## begin Data shown

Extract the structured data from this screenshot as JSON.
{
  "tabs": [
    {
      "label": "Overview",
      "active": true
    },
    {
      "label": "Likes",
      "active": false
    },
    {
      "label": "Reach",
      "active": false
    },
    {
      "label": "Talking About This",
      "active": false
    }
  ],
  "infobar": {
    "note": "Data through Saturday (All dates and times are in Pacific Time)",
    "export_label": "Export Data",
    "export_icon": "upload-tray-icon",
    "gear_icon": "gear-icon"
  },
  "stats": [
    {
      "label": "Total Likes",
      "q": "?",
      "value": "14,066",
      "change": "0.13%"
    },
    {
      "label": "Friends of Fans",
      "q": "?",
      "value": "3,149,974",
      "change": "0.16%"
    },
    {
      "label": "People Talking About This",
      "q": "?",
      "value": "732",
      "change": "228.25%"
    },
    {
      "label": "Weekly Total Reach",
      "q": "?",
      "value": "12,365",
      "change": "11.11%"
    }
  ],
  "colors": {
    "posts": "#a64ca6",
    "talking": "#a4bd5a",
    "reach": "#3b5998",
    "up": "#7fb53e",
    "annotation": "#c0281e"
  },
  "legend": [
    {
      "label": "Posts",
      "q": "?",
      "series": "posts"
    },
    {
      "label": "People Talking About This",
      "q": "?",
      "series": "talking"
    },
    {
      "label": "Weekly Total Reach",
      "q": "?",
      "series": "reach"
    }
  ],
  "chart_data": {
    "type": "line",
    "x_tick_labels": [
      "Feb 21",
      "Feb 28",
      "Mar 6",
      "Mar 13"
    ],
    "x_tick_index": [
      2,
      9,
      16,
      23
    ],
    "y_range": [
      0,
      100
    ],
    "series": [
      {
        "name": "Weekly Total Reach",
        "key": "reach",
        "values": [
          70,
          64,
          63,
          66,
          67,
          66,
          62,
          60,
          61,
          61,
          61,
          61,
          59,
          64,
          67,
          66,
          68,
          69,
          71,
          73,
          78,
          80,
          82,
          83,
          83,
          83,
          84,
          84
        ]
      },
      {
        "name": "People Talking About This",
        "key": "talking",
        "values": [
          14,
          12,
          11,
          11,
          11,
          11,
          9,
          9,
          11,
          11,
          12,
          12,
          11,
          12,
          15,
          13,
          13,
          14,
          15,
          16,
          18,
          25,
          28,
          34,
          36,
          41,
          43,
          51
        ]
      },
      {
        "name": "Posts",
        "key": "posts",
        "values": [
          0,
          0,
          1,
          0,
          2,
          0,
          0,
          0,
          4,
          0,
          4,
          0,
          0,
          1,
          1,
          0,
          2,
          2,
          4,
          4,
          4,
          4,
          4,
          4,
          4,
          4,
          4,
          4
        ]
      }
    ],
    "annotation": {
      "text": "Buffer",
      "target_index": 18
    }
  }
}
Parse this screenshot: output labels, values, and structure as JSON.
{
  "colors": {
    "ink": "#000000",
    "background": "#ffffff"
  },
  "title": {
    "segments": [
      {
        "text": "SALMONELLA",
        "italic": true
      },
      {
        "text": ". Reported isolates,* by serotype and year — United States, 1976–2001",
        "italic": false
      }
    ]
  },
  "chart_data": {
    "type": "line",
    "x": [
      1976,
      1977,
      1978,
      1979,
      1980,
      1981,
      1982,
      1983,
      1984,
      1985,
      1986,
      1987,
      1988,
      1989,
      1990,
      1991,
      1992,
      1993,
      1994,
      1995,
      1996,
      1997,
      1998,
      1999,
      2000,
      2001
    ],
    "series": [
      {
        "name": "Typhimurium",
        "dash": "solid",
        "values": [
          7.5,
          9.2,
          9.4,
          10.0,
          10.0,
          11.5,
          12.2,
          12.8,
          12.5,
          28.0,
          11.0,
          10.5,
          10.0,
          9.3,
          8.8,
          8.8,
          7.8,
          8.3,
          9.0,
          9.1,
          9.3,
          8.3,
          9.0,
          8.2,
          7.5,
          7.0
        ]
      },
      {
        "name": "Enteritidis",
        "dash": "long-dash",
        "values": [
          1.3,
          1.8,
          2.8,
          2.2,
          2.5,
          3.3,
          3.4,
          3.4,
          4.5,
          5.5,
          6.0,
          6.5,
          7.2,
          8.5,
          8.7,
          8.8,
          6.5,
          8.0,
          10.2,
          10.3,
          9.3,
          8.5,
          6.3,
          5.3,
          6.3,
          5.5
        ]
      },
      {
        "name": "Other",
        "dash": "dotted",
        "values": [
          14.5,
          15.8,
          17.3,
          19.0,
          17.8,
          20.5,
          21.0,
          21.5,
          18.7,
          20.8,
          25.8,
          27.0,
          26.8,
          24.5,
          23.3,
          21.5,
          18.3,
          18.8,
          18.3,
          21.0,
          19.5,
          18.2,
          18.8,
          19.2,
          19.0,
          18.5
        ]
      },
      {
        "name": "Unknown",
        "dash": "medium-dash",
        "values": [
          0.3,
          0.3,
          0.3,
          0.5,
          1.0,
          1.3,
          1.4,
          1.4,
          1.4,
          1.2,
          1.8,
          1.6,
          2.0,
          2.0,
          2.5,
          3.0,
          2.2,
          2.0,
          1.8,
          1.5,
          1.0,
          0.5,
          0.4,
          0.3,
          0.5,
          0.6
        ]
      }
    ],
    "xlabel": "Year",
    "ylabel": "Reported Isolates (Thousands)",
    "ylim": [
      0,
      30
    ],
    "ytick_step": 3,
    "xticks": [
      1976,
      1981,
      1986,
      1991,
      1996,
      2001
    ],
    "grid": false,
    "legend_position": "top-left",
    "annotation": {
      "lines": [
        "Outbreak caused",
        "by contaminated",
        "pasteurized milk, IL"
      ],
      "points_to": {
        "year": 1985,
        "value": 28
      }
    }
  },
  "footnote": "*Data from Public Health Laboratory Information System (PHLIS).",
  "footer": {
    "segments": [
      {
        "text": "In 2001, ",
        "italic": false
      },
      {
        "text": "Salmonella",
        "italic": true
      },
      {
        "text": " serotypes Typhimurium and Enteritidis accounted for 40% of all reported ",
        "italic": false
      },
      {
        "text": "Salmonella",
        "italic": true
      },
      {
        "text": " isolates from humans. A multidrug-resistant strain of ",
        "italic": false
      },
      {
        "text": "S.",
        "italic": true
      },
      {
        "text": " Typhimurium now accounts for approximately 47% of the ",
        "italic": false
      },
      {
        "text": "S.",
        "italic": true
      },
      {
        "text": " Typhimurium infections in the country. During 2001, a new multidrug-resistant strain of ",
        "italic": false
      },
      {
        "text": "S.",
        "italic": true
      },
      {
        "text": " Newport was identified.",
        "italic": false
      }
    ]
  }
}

## end Data shown

Written request:
Using the records above, find and show each line with the string "from".

Result below:
Extract the structured data from this screenshot as JSON.
  "footnote": "*Data from Public Health Laboratory Information System (PHLIS).",
        "text": " isolates from humans. A multidrug-resistant strain of ",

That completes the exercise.